Request:
Copy out each line in the material below that has the word "تعالى".

[start Information provided]

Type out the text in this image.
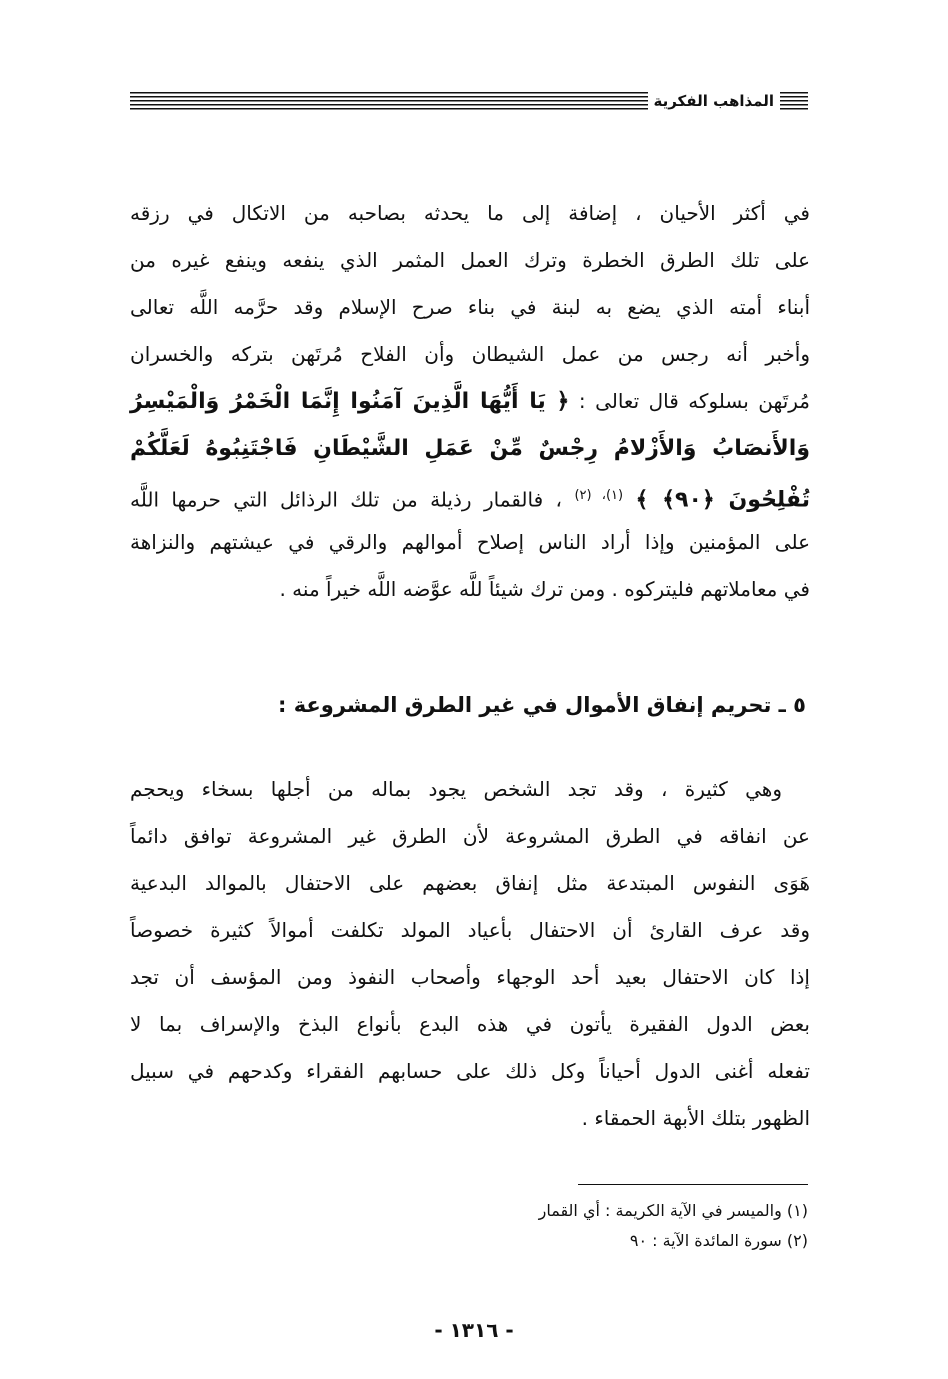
المذاهب الفكرية
في أكثر الأحيان ، إضافة إلى ما يحدثه بصاحبه من الاتكال في رزقه
على تلك الطرق الخطرة وترك العمل المثمر الذي ينفعه وينفع غيره من
أبناء أمته الذي يضع به لبنة في بناء صرح الإسلام وقد حرَّمه اللَّه تعالى
وأخبر أنه رجس من عمل الشيطان وأن الفلاح مُرتَهن بتركه والخسران
مُرتَهن بسلوكه قال تعالى : ﴿ يَا أَيُّهَا الَّذِينَ آمَنُوا إِنَّمَا الْخَمْرُ وَالْمَيْسِرُ
وَالأَنصَابُ وَالأَزْلامُ رِجْسٌ مِّنْ عَمَلِ الشَّيْطَانِ فَاجْتَنِبُوهُ لَعَلَّكُمْ
تُفْلِحُونَ ﴿٩٠﴾ ﴾ $^{(١)، (٢)}$ ، فالقمار رذيلة من تلك الرذائل التي حرمها اللَّه
على المؤمنين وإذا أراد الناس إصلاح أموالهم والرقي في عيشتهم والنزاهة
في معاملاتهم فليتركوه . ومن ترك شيئاً للَّه عوَّضه اللَّه خيراً منه .
٥ ـ تحريم إنفاق الأموال في غير الطرق المشروعة :
وهي كثيرة ، وقد تجد الشخص يجود بماله من أجلها بسخاء ويحجم
عن انفاقه في الطرق المشروعة لأن الطرق غير المشروعة توافق دائماً
هَوَى النفوس المبتدعة مثل إنفاق بعضهم على الاحتفال بالموالد البدعية
وقد عرف القارئ أن الاحتفال بأعياد المولد تكلفت أموالاً كثيرة خصوصاً
إذا كان الاحتفال بعيد أحد الوجهاء وأصحاب النفوذ ومن المؤسف أن تجد
بعض الدول الفقيرة يأتون في هذه البدع بأنواع البذخ والإسراف بما لا
تفعله أغنى الدول أحياناً وكل ذلك على حسابهم الفقراء وكدحهم في سبيل
الظهور بتلك الأبهة الحمقاء .
(١) والميسر في الآية الكريمة : أي القمار
(٢) سورة المائدة الآية : ٩٠
- ١٣١٦ -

[end Information provided]

The solution:
أبناء أمته الذي يضع به لبنة في بناء صرح الإسلام وقد حرَّمه اللَّه تعالى
مُرتَهن بسلوكه قال تعالى : ﴿ يَا أَيُّهَا الَّذِينَ آمَنُوا إِنَّمَا الْخَمْرُ وَالْمَيْسِرُ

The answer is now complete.